* [WHAT TO DO]
Your task is to output the data exactly as it stands.

* [EXTRACTED INFORMATION]

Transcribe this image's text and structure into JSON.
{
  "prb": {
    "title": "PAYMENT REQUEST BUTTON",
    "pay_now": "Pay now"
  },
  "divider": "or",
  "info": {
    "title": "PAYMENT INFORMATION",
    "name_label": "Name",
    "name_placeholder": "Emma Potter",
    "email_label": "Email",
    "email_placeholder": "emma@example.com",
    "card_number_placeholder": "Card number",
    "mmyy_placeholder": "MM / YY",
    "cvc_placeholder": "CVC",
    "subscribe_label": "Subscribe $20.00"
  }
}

* [RESULT OF THIS EXERCISE]
Transcribe this image's text and structure into JSON.
{
  "prb": {
    "title": "PAYMENT REQUEST BUTTON",
    "pay_now": "Pay now"
  },
  "divider": "or",
  "info": {
    "title": "PAYMENT INFORMATION",
    "name_label": "Name",
    "name_placeholder": "Emma Potter",
    "email_label": "Email",
    "email_placeholder": "emma@example.com",
    "card_number_placeholder": "Card number",
    "mmyy_placeholder": "MM / YY",
    "cvc_placeholder": "CVC",
    "subscribe_label": "Subscribe $20.00"
  }
}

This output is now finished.